[Begin PROVIDED INFORMATION]
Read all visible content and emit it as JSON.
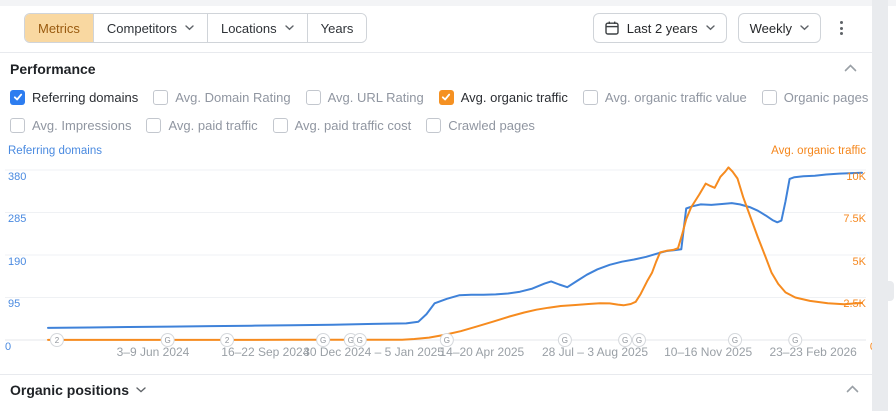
{
  "toolbar": {
    "segments": [
      {
        "label": "Metrics",
        "active": true,
        "caret": false
      },
      {
        "label": "Competitors",
        "active": false,
        "caret": true
      },
      {
        "label": "Locations",
        "active": false,
        "caret": true
      },
      {
        "label": "Years",
        "active": false,
        "caret": false
      }
    ],
    "date_range_label": "Last 2 years",
    "granularity_label": "Weekly"
  },
  "performance": {
    "title": "Performance",
    "metrics_row1": [
      {
        "label": "Referring domains",
        "checked": true,
        "color": "#2d7df0"
      },
      {
        "label": "Avg. Domain Rating",
        "checked": false
      },
      {
        "label": "Avg. URL Rating",
        "checked": false
      },
      {
        "label": "Avg. organic traffic",
        "checked": true,
        "color": "#f59122"
      },
      {
        "label": "Avg. organic traffic value",
        "checked": false
      },
      {
        "label": "Organic pages",
        "checked": false
      }
    ],
    "metrics_row2": [
      {
        "label": "Avg. Impressions",
        "checked": false
      },
      {
        "label": "Avg. paid traffic",
        "checked": false
      },
      {
        "label": "Avg. paid traffic cost",
        "checked": false
      },
      {
        "label": "Crawled pages",
        "checked": false
      }
    ]
  },
  "chart_data": {
    "type": "line",
    "title": "Performance",
    "grid": true,
    "left_axis": {
      "title": "Referring domains",
      "color": "#4a8ae0",
      "max": 380,
      "ticks": [
        {
          "label": "0",
          "value": 0
        },
        {
          "label": "95",
          "value": 95
        },
        {
          "label": "190",
          "value": 190
        },
        {
          "label": "285",
          "value": 285
        },
        {
          "label": "380",
          "value": 380
        }
      ]
    },
    "right_axis": {
      "title": "Avg. organic traffic",
      "color": "#f5871d",
      "max": 10000,
      "ticks": [
        {
          "label": "0",
          "value": 0
        },
        {
          "label": "2.5K",
          "value": 2500
        },
        {
          "label": "5K",
          "value": 5000
        },
        {
          "label": "7.5K",
          "value": 7500
        },
        {
          "label": "10K",
          "value": 10000
        }
      ]
    },
    "x_axis": {
      "labels": [
        {
          "text": "3–9 Jun 2024",
          "f": 0.129
        },
        {
          "text": "16–22 Sep 2024",
          "f": 0.267
        },
        {
          "text": "30 Dec 2024 – 5 Jan 2025",
          "f": 0.4
        },
        {
          "text": "14–20 Apr 2025",
          "f": 0.533
        },
        {
          "text": "28 Jul – 3 Aug 2025",
          "f": 0.672
        },
        {
          "text": "10–16 Nov 2025",
          "f": 0.811
        },
        {
          "text": "23–23 Feb 2026",
          "f": 0.94
        }
      ]
    },
    "timeline_markers": [
      {
        "glyph": "2",
        "f": 0.011
      },
      {
        "glyph": "G",
        "f": 0.147
      },
      {
        "glyph": "2",
        "f": 0.22
      },
      {
        "glyph": "G",
        "f": 0.338
      },
      {
        "glyph": "G",
        "f": 0.372
      },
      {
        "glyph": "G",
        "f": 0.383
      },
      {
        "glyph": "G",
        "f": 0.49
      },
      {
        "glyph": "G",
        "f": 0.635
      },
      {
        "glyph": "G",
        "f": 0.709
      },
      {
        "glyph": "G",
        "f": 0.726
      },
      {
        "glyph": "G",
        "f": 0.844
      },
      {
        "glyph": "G",
        "f": 0.918
      }
    ],
    "series": [
      {
        "name": "Referring domains",
        "axis": "left",
        "color": "#3f82d9",
        "points": [
          [
            0,
            27
          ],
          [
            0.05,
            28
          ],
          [
            0.1,
            29
          ],
          [
            0.15,
            30
          ],
          [
            0.2,
            31
          ],
          [
            0.25,
            32
          ],
          [
            0.3,
            33
          ],
          [
            0.35,
            34
          ],
          [
            0.4,
            36
          ],
          [
            0.44,
            37
          ],
          [
            0.455,
            41
          ],
          [
            0.465,
            58
          ],
          [
            0.475,
            82
          ],
          [
            0.49,
            92
          ],
          [
            0.505,
            100
          ],
          [
            0.52,
            101
          ],
          [
            0.535,
            101
          ],
          [
            0.55,
            102
          ],
          [
            0.565,
            104
          ],
          [
            0.58,
            108
          ],
          [
            0.595,
            115
          ],
          [
            0.61,
            126
          ],
          [
            0.618,
            131
          ],
          [
            0.628,
            124
          ],
          [
            0.638,
            118
          ],
          [
            0.65,
            132
          ],
          [
            0.662,
            146
          ],
          [
            0.675,
            158
          ],
          [
            0.69,
            168
          ],
          [
            0.705,
            175
          ],
          [
            0.72,
            180
          ],
          [
            0.735,
            186
          ],
          [
            0.75,
            194
          ],
          [
            0.76,
            199
          ],
          [
            0.77,
            201
          ],
          [
            0.778,
            203
          ],
          [
            0.784,
            294
          ],
          [
            0.792,
            299
          ],
          [
            0.802,
            303
          ],
          [
            0.815,
            302
          ],
          [
            0.828,
            304
          ],
          [
            0.84,
            306
          ],
          [
            0.85,
            303
          ],
          [
            0.862,
            297
          ],
          [
            0.872,
            289
          ],
          [
            0.882,
            278
          ],
          [
            0.89,
            268
          ],
          [
            0.896,
            263
          ],
          [
            0.901,
            267
          ],
          [
            0.906,
            310
          ],
          [
            0.911,
            360
          ],
          [
            0.917,
            364
          ],
          [
            0.928,
            366
          ],
          [
            0.942,
            367
          ],
          [
            0.956,
            370
          ],
          [
            0.972,
            372
          ],
          [
            1,
            374
          ]
        ]
      },
      {
        "name": "Avg. organic traffic",
        "axis": "right",
        "color": "#f68b1f",
        "points": [
          [
            0,
            5
          ],
          [
            0.05,
            5
          ],
          [
            0.1,
            5
          ],
          [
            0.15,
            8
          ],
          [
            0.2,
            8
          ],
          [
            0.25,
            8
          ],
          [
            0.3,
            10
          ],
          [
            0.35,
            10
          ],
          [
            0.4,
            12
          ],
          [
            0.435,
            20
          ],
          [
            0.45,
            60
          ],
          [
            0.468,
            140
          ],
          [
            0.487,
            300
          ],
          [
            0.507,
            520
          ],
          [
            0.527,
            800
          ],
          [
            0.547,
            1080
          ],
          [
            0.567,
            1380
          ],
          [
            0.585,
            1620
          ],
          [
            0.6,
            1780
          ],
          [
            0.615,
            1900
          ],
          [
            0.63,
            2000
          ],
          [
            0.648,
            2060
          ],
          [
            0.664,
            2120
          ],
          [
            0.678,
            2160
          ],
          [
            0.69,
            2150
          ],
          [
            0.7,
            2080
          ],
          [
            0.707,
            2040
          ],
          [
            0.716,
            2120
          ],
          [
            0.722,
            2250
          ],
          [
            0.728,
            2700
          ],
          [
            0.736,
            3450
          ],
          [
            0.742,
            3950
          ],
          [
            0.747,
            4600
          ],
          [
            0.752,
            5150
          ],
          [
            0.76,
            5250
          ],
          [
            0.768,
            5300
          ],
          [
            0.774,
            5400
          ],
          [
            0.779,
            6200
          ],
          [
            0.784,
            7100
          ],
          [
            0.79,
            7800
          ],
          [
            0.8,
            8550
          ],
          [
            0.808,
            9200
          ],
          [
            0.814,
            9050
          ],
          [
            0.819,
            8950
          ],
          [
            0.826,
            9600
          ],
          [
            0.832,
            9900
          ],
          [
            0.836,
            10150
          ],
          [
            0.841,
            9900
          ],
          [
            0.847,
            9500
          ],
          [
            0.854,
            8400
          ],
          [
            0.862,
            7350
          ],
          [
            0.872,
            6050
          ],
          [
            0.881,
            4950
          ],
          [
            0.889,
            3950
          ],
          [
            0.897,
            3300
          ],
          [
            0.906,
            2800
          ],
          [
            0.918,
            2500
          ],
          [
            0.936,
            2300
          ],
          [
            0.958,
            2160
          ],
          [
            0.978,
            2100
          ],
          [
            1,
            2180
          ]
        ]
      }
    ]
  },
  "organic_positions": {
    "title": "Organic positions"
  }
}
[End PROVIDED INFORMATION]
■ **AIM**
Copy every line of the listing where the word "title" appears.

■ **REPLY**
    "title": "Performance",
    "title": "Performance",
      "title": "Referring domains",
      "title": "Avg. organic traffic",
    "title": "Organic positions"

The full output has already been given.